• STATED TASK
Find and copy each line of the records where the string "Jobs" shows up.

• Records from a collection
•••

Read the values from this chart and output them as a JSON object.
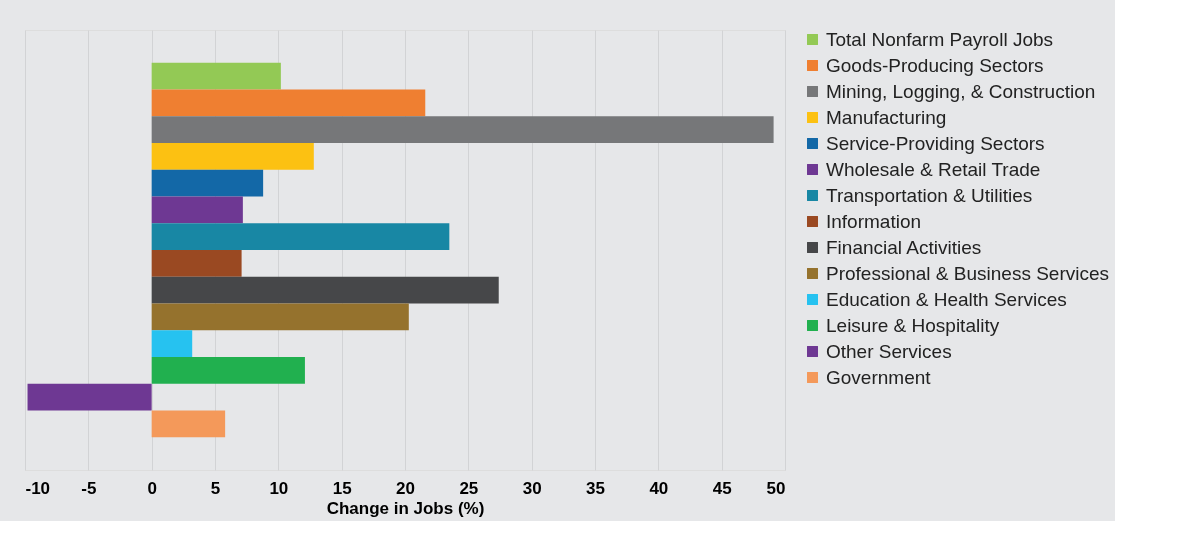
{
  "chart_data": {
    "type": "bar",
    "orientation": "horizontal",
    "xlabel": "Change in Jobs (%)",
    "categories": [
      null
    ],
    "series": [
      {
        "name": "Total Nonfarm Payroll Jobs",
        "color": "#93c955",
        "values": [
          10.2
        ]
      },
      {
        "name": "Goods-Producing Sectors",
        "color": "#ef7f31",
        "values": [
          21.6
        ]
      },
      {
        "name": "Mining, Logging, & Construction",
        "color": "#767779",
        "values": [
          49.1
        ]
      },
      {
        "name": "Manufacturing",
        "color": "#fcc112",
        "values": [
          12.8
        ]
      },
      {
        "name": "Service-Providing Sectors",
        "color": "#1368a7",
        "values": [
          8.8
        ]
      },
      {
        "name": "Wholesale & Retail Trade",
        "color": "#6e3893",
        "values": [
          7.2
        ]
      },
      {
        "name": "Transportation & Utilities",
        "color": "#1887a4",
        "values": [
          23.5
        ]
      },
      {
        "name": "Information",
        "color": "#9a4922",
        "values": [
          7.1
        ]
      },
      {
        "name": "Financial Activities",
        "color": "#464749",
        "values": [
          27.4
        ]
      },
      {
        "name": "Professional & Business Services",
        "color": "#95722d",
        "values": [
          20.3
        ]
      },
      {
        "name": "Education & Health Services",
        "color": "#26c2f0",
        "values": [
          3.2
        ]
      },
      {
        "name": "Leisure & Hospitality",
        "color": "#21b04f",
        "values": [
          12.1
        ]
      },
      {
        "name": "Other Services",
        "color": "#6e3893",
        "values": [
          -9.8
        ]
      },
      {
        "name": "Government",
        "color": "#f4995a",
        "values": [
          5.8
        ]
      }
    ],
    "xlim": [
      -10,
      50
    ],
    "xticks": [
      -10,
      -5,
      0,
      5,
      10,
      15,
      20,
      25,
      30,
      35,
      40,
      45,
      50
    ],
    "grid": "x",
    "legend": "right",
    "tick_labels": "x"
  }
}
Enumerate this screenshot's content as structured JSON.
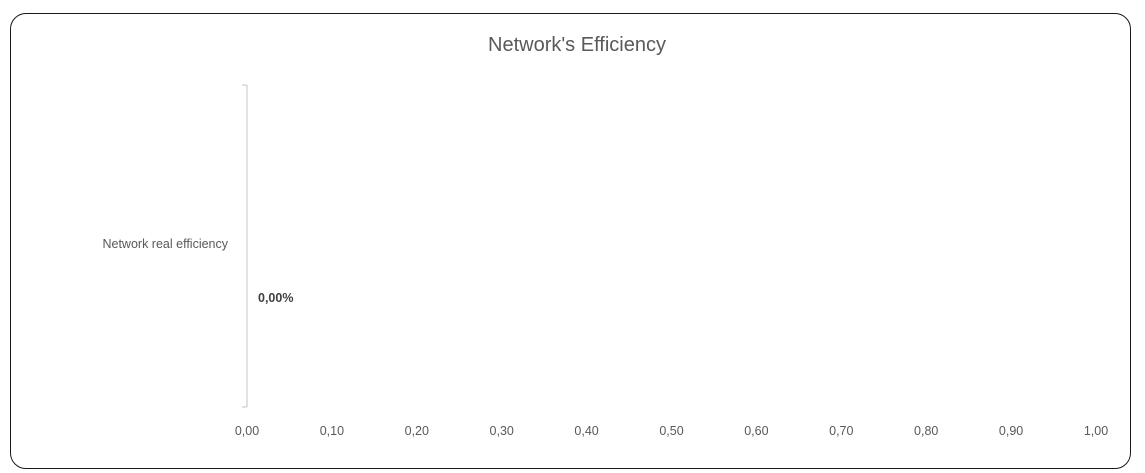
{
  "chart_data": {
    "type": "bar",
    "orientation": "horizontal",
    "title": "Network's Efficiency",
    "categories": [
      "Network real efficiency"
    ],
    "values": [
      0.0
    ],
    "data_labels": [
      "0,00%"
    ],
    "xlabel": "",
    "ylabel": "",
    "xlim": [
      0,
      1
    ],
    "x_ticks": [
      0,
      0.1,
      0.2,
      0.3,
      0.4,
      0.5,
      0.6,
      0.7,
      0.8,
      0.9,
      1.0
    ],
    "x_tick_labels": [
      "0,00",
      "0,10",
      "0,20",
      "0,30",
      "0,40",
      "0,50",
      "0,60",
      "0,70",
      "0,80",
      "0,90",
      "1,00"
    ],
    "grid": false,
    "legend": "none",
    "colors": {
      "bar": "#4472c4",
      "axis_line": "#d9d9d9",
      "text": "#595959",
      "frame": "#1a1a1a"
    }
  }
}
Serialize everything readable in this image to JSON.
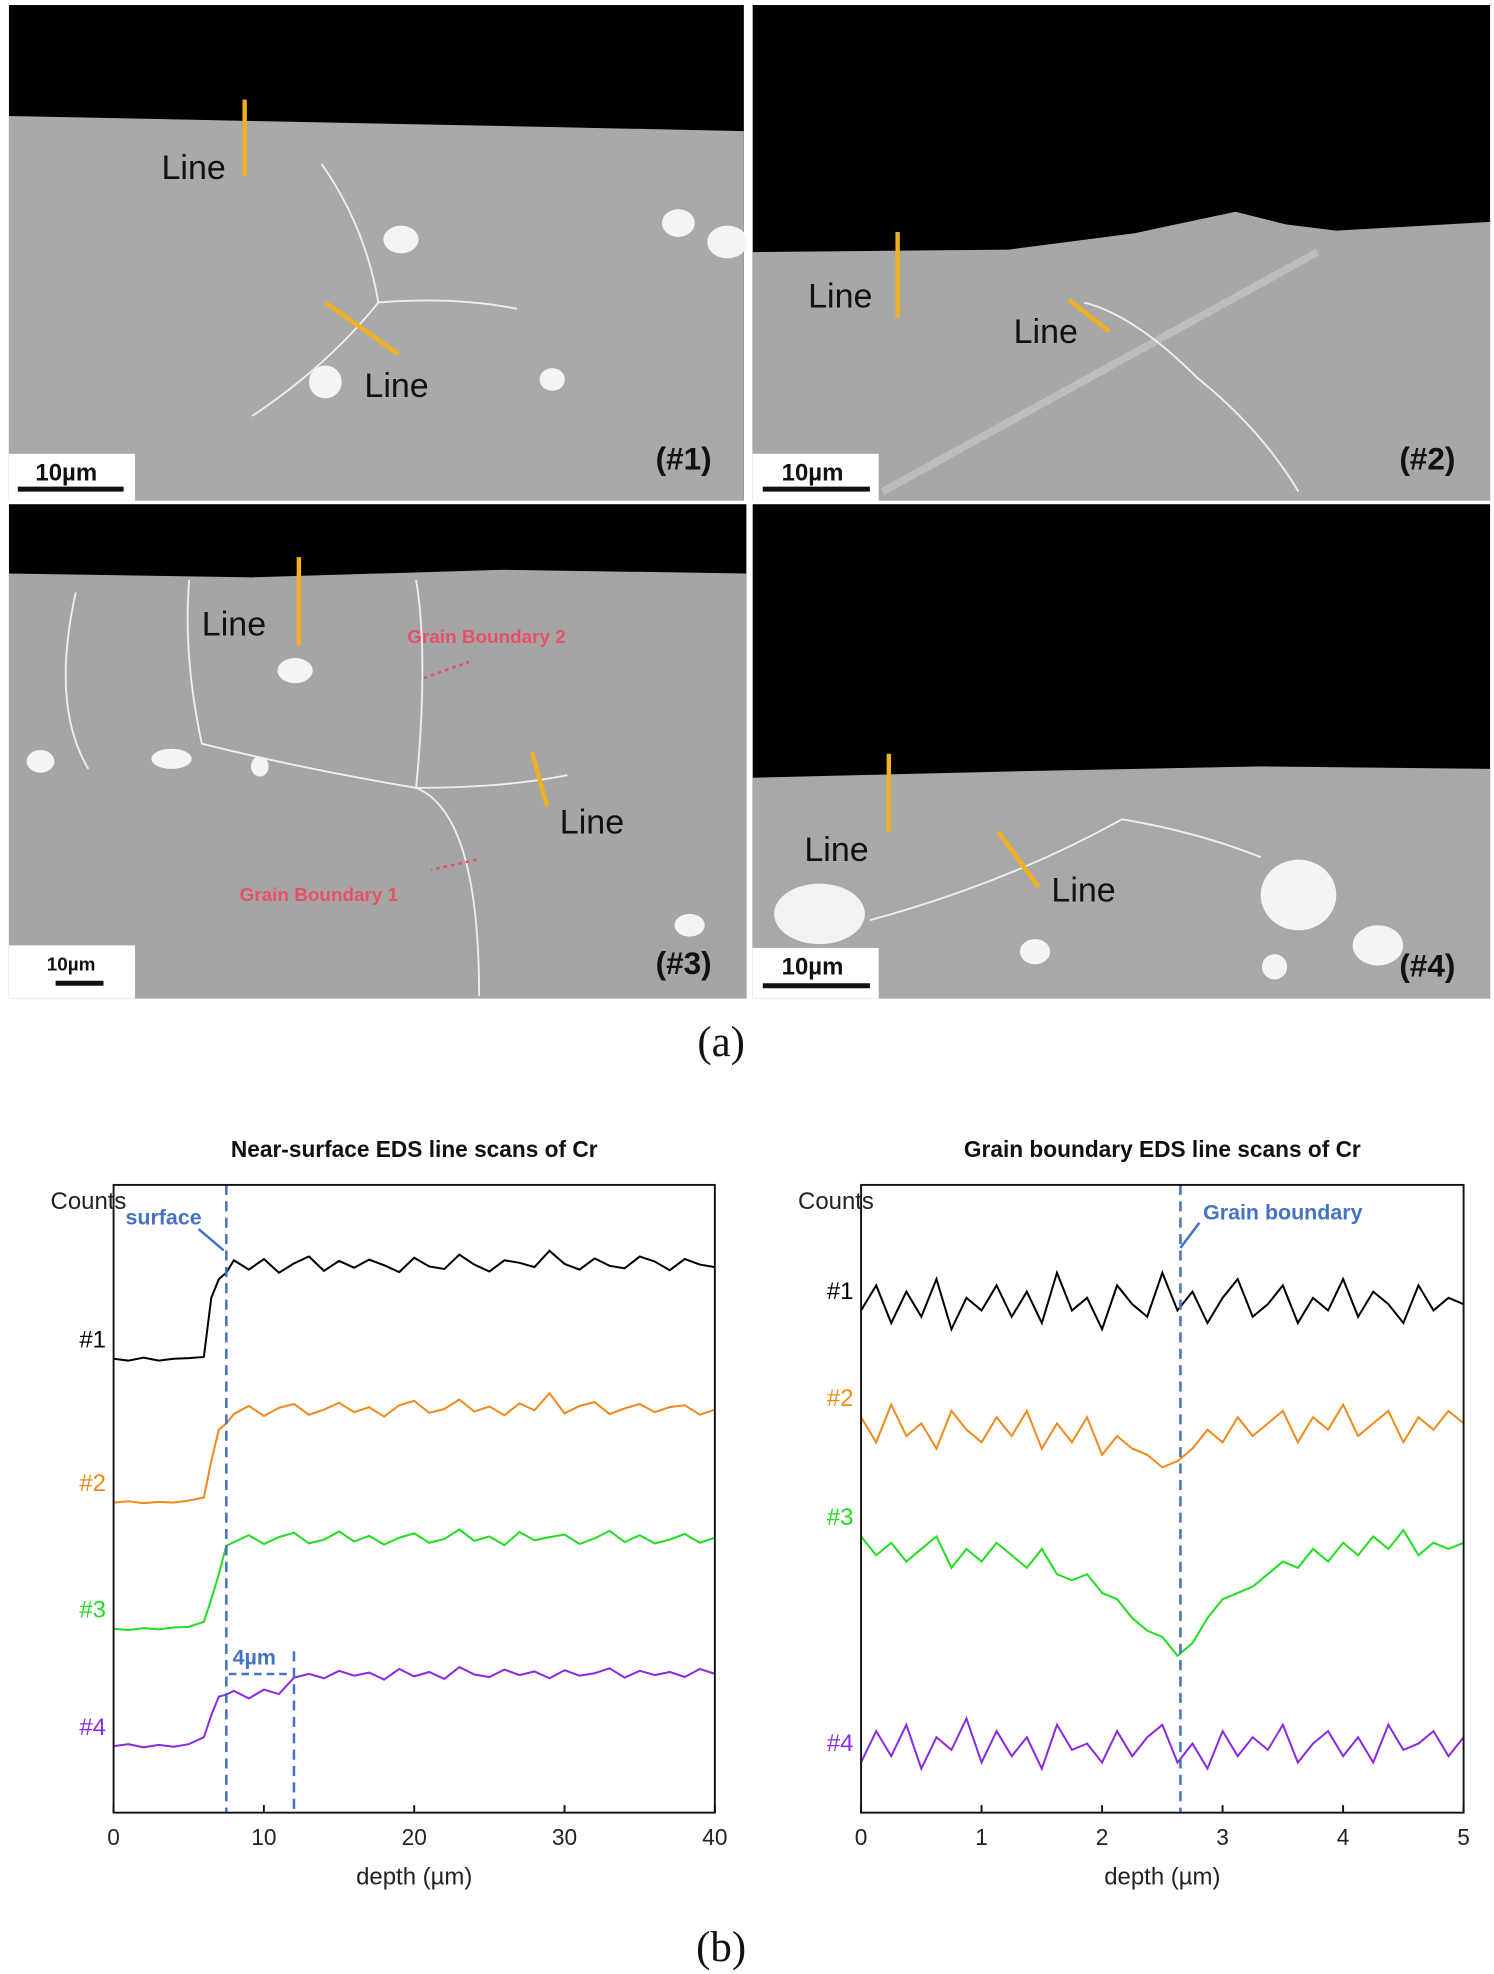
{
  "panel_a": {
    "panels": [
      {
        "tag": "(#1)",
        "scale": "10µm",
        "lines": [
          "Line",
          "Line"
        ]
      },
      {
        "tag": "(#2)",
        "scale": "10µm",
        "lines": [
          "Line",
          "Line"
        ]
      },
      {
        "tag": "(#3)",
        "scale": "10µm",
        "lines": [
          "Line",
          "Line"
        ]
      },
      {
        "tag": "(#4)",
        "scale": "10µm",
        "lines": [
          "Line",
          "Line"
        ]
      }
    ],
    "grain_boundary_labels": [
      "Grain Boundary 2",
      "Grain Boundary 1"
    ]
  },
  "captions": {
    "a": "(a)",
    "b": "(b)"
  },
  "chart_data": [
    {
      "type": "line",
      "title": "Near-surface EDS line scans of Cr",
      "x_label": "depth (µm)",
      "y_label": "Counts",
      "xlim": [
        0,
        40
      ],
      "xticks": [
        0,
        10,
        20,
        30,
        40
      ],
      "ylim": [
        0,
        100
      ],
      "x": [
        0,
        1,
        2,
        3,
        4,
        5,
        6,
        6.5,
        7,
        7.5,
        8,
        9,
        10,
        11,
        12,
        13,
        14,
        15,
        16,
        17,
        18,
        19,
        20,
        21,
        22,
        23,
        24,
        25,
        26,
        27,
        28,
        29,
        30,
        31,
        32,
        33,
        34,
        35,
        36,
        37,
        38,
        39,
        40
      ],
      "series": [
        {
          "name": "#1",
          "color": "#000000",
          "values": [
            72.3,
            72,
            72.5,
            72,
            72.3,
            72.4,
            72.6,
            82,
            85,
            86,
            88,
            86.5,
            88.2,
            86,
            87.5,
            88.6,
            86.3,
            87.9,
            86.8,
            88.1,
            87.2,
            86.1,
            88.4,
            87,
            86.6,
            88.9,
            87.3,
            86.2,
            88,
            87.6,
            86.9,
            89.5,
            87.4,
            86.5,
            88.3,
            87.1,
            86.7,
            88.6,
            87.8,
            86.4,
            88.2,
            87.3,
            86.9
          ]
        },
        {
          "name": "#2",
          "color": "#f08a1c",
          "values": [
            49.4,
            49.6,
            49.3,
            49.5,
            49.4,
            49.7,
            50.2,
            56,
            61,
            62,
            63.5,
            64.8,
            63.2,
            64.5,
            65.1,
            63.4,
            64.2,
            65.3,
            63.8,
            64.6,
            63.1,
            64.9,
            65.6,
            63.7,
            64.3,
            65.8,
            63.9,
            64.7,
            63.3,
            65.2,
            64.1,
            66.8,
            63.6,
            64.8,
            65.4,
            63.5,
            64.4,
            65.1,
            63.8,
            64.6,
            64.9,
            63.4,
            64.2
          ]
        },
        {
          "name": "#3",
          "color": "#22dd22",
          "values": [
            29.3,
            29.1,
            29.4,
            29.2,
            29.5,
            29.6,
            30.4,
            34,
            38,
            42.5,
            43.1,
            44.2,
            42.8,
            43.9,
            44.6,
            42.9,
            43.5,
            44.8,
            43.2,
            44.1,
            42.7,
            43.8,
            44.5,
            43.0,
            43.6,
            45.1,
            43.3,
            44.0,
            42.6,
            44.7,
            43.4,
            43.9,
            44.3,
            42.8,
            43.7,
            44.9,
            43.1,
            44.2,
            42.9,
            43.5,
            44.4,
            43.0,
            43.8
          ]
        },
        {
          "name": "#4",
          "color": "#8a2be2",
          "values": [
            10.6,
            10.9,
            10.4,
            10.8,
            10.5,
            10.9,
            12,
            15.5,
            18.5,
            18.8,
            19.4,
            18.2,
            19.6,
            18.9,
            21.5,
            22.1,
            21.4,
            22.6,
            21.8,
            22.3,
            21.2,
            22.9,
            21.7,
            22.4,
            21.3,
            23.2,
            22.0,
            21.6,
            22.8,
            21.9,
            22.5,
            21.4,
            22.7,
            21.8,
            22.2,
            23.0,
            21.5,
            22.6,
            21.9,
            22.4,
            21.6,
            22.9,
            22.1
          ]
        }
      ],
      "vlines": [
        7.5,
        12
      ],
      "annotations": [
        "surface",
        "4µm"
      ]
    },
    {
      "type": "line",
      "title": "Grain boundary EDS line scans of Cr",
      "x_label": "depth (µm)",
      "y_label": "Counts",
      "xlim": [
        0,
        5
      ],
      "xticks": [
        0,
        1,
        2,
        3,
        4,
        5
      ],
      "ylim": [
        0,
        100
      ],
      "x": [
        0,
        0.125,
        0.25,
        0.375,
        0.5,
        0.625,
        0.75,
        0.875,
        1,
        1.125,
        1.25,
        1.375,
        1.5,
        1.625,
        1.75,
        1.875,
        2,
        2.125,
        2.25,
        2.375,
        2.5,
        2.625,
        2.75,
        2.875,
        3,
        3.125,
        3.25,
        3.375,
        3.5,
        3.625,
        3.75,
        3.875,
        4,
        4.125,
        4.25,
        4.375,
        4.5,
        4.625,
        4.75,
        4.875,
        5
      ],
      "series": [
        {
          "name": "#1",
          "color": "#000000",
          "values": [
            80,
            84,
            78,
            83,
            79,
            85,
            77,
            82,
            80,
            84,
            79,
            83,
            78,
            86,
            80,
            82,
            77,
            84,
            81,
            79,
            86,
            80,
            83,
            78,
            82,
            85,
            79,
            81,
            84,
            78,
            82,
            80,
            85,
            79,
            83,
            81,
            78,
            84,
            80,
            82,
            81
          ]
        },
        {
          "name": "#2",
          "color": "#f08a1c",
          "values": [
            63,
            59,
            65,
            60,
            62,
            58,
            64,
            61,
            59,
            63,
            60,
            64,
            58,
            62,
            59,
            63,
            57,
            60,
            58,
            57,
            55,
            56,
            58,
            61,
            59,
            63,
            60,
            62,
            64,
            59,
            63,
            61,
            65,
            60,
            62,
            64,
            59,
            63,
            61,
            64,
            62
          ]
        },
        {
          "name": "#3",
          "color": "#22dd22",
          "values": [
            44,
            41,
            43,
            40,
            42,
            44,
            39,
            42,
            40,
            43,
            41,
            39,
            42,
            38,
            37,
            38,
            35,
            34,
            31,
            29,
            28,
            25,
            27,
            31,
            34,
            35,
            36,
            38,
            40,
            39,
            42,
            40,
            43,
            41,
            44,
            42,
            45,
            41,
            43,
            42,
            43
          ]
        },
        {
          "name": "#4",
          "color": "#8a2be2",
          "values": [
            8,
            13,
            9,
            14,
            7,
            12,
            10,
            15,
            8,
            13,
            9,
            12,
            7,
            14,
            10,
            11,
            8,
            13,
            9,
            12,
            14,
            8,
            11,
            7,
            13,
            9,
            12,
            10,
            14,
            8,
            11,
            13,
            9,
            12,
            8,
            14,
            10,
            11,
            13,
            9,
            12
          ]
        }
      ],
      "vlines": [
        2.65
      ],
      "annotations": [
        "Grain boundary"
      ]
    }
  ]
}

•••

• TASK SOLUTION
    "xlabel": "Change in Jobs (%)",
        "name": "Total Nonfarm Payroll Jobs",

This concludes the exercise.